>> START Stored rows

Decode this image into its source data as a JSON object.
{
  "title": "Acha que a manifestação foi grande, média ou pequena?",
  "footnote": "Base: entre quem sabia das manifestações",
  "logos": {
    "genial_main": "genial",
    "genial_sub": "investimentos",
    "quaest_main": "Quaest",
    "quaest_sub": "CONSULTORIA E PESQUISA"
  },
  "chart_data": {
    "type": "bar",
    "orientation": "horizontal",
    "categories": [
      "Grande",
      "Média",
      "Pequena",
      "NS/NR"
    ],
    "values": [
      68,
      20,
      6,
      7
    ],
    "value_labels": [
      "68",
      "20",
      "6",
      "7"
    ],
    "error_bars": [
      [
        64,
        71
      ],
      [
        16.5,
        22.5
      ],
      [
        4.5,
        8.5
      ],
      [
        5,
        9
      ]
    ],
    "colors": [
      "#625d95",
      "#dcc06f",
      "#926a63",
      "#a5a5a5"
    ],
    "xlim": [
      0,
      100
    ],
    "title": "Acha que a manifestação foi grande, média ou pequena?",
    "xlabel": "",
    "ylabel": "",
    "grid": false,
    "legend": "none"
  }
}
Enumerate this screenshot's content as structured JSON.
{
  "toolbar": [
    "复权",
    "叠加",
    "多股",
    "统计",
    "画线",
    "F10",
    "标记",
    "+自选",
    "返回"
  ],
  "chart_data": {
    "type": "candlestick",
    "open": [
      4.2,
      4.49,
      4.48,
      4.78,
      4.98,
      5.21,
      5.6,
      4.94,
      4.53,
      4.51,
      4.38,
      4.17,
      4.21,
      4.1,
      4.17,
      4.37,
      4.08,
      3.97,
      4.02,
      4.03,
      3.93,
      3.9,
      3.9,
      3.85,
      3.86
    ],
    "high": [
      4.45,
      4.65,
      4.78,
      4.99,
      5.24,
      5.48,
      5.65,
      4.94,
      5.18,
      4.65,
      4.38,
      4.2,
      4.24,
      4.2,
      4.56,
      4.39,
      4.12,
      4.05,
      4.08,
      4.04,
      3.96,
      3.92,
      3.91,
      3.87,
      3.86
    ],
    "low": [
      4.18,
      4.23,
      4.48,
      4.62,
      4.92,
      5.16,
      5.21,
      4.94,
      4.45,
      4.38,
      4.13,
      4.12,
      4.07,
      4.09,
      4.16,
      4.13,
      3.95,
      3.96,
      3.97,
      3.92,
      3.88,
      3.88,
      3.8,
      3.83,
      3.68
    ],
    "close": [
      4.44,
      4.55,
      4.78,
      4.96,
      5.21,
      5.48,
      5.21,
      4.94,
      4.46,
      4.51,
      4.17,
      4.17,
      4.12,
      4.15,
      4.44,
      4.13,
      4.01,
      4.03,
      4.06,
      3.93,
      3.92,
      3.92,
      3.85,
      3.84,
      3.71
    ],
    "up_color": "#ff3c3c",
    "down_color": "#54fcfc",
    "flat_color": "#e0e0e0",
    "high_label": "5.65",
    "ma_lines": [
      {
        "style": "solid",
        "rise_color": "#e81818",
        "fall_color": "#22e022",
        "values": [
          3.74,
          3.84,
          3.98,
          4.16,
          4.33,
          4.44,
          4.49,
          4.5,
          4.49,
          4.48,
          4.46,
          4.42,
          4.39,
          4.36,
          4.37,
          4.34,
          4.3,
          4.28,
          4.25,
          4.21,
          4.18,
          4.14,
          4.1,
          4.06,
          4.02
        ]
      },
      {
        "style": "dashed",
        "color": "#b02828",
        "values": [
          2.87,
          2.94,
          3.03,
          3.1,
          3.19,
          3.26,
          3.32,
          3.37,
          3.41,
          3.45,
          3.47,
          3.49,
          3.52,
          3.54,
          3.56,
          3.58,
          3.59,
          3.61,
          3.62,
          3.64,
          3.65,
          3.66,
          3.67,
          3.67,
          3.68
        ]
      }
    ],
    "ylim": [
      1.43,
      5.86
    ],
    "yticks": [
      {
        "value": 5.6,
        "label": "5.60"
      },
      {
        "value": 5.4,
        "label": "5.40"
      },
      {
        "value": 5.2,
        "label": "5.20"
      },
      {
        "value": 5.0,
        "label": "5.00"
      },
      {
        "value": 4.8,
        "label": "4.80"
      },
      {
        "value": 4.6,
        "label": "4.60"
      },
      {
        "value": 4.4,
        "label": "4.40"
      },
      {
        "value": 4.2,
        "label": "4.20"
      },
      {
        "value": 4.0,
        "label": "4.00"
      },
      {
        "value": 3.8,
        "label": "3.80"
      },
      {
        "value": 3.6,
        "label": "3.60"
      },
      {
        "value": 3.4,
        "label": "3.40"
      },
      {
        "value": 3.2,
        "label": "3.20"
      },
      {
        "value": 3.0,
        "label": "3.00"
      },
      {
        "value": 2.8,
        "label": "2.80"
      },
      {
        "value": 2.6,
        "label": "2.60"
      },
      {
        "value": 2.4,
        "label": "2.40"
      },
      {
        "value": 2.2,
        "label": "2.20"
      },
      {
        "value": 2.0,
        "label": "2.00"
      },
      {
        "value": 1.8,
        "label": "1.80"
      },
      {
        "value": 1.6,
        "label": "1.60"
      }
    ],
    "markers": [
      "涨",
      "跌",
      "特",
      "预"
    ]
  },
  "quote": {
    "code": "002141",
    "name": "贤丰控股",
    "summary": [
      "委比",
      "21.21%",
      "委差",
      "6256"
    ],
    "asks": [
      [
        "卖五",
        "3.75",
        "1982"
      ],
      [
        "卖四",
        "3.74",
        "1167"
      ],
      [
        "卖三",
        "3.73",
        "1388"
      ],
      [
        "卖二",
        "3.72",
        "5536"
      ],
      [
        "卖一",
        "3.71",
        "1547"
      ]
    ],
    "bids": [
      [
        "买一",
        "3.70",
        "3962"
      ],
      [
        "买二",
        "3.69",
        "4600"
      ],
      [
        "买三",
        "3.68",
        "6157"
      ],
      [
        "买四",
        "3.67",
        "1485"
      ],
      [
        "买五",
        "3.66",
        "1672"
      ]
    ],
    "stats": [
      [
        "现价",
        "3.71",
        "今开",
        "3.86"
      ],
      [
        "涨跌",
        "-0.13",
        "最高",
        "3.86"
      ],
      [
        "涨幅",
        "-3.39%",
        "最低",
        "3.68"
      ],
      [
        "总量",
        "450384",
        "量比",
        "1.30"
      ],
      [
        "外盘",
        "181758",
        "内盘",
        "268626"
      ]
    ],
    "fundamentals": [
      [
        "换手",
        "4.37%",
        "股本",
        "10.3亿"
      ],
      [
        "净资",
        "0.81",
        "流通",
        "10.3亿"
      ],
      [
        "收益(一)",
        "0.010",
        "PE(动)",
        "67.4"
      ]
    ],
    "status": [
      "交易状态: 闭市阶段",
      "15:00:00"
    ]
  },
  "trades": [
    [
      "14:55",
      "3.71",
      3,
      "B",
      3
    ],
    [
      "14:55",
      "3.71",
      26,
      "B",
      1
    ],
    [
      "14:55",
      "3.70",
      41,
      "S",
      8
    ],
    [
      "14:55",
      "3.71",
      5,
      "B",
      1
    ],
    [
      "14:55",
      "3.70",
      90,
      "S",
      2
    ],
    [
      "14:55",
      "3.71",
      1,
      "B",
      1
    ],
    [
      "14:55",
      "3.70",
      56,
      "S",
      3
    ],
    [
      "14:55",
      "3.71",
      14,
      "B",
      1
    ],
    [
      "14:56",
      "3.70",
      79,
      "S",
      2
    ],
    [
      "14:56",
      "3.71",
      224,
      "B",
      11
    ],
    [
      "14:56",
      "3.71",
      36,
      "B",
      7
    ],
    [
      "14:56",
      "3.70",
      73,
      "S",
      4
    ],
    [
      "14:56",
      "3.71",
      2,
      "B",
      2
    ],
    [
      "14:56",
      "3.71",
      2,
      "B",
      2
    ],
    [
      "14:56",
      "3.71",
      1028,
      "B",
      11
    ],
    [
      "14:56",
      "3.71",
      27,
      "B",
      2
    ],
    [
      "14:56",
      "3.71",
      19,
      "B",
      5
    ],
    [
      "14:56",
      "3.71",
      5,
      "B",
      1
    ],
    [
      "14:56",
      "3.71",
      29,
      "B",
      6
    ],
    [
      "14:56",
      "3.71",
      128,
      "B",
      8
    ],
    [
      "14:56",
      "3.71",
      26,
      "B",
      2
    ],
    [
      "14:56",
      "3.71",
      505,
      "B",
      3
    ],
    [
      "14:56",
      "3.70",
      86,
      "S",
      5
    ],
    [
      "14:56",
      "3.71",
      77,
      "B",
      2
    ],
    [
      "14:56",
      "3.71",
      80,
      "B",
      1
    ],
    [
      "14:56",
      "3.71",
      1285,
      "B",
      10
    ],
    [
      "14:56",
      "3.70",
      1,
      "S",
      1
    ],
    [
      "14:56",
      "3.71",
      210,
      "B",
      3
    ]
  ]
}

>> END Stored rows

| Brief |
Go through the material and select each line with the string "manifestação" in it.

| Result for this exercise |
  "title": "Acha que a manifestação foi grande, média ou pequena?",
    "title": "Acha que a manifestação foi grande, média ou pequena?",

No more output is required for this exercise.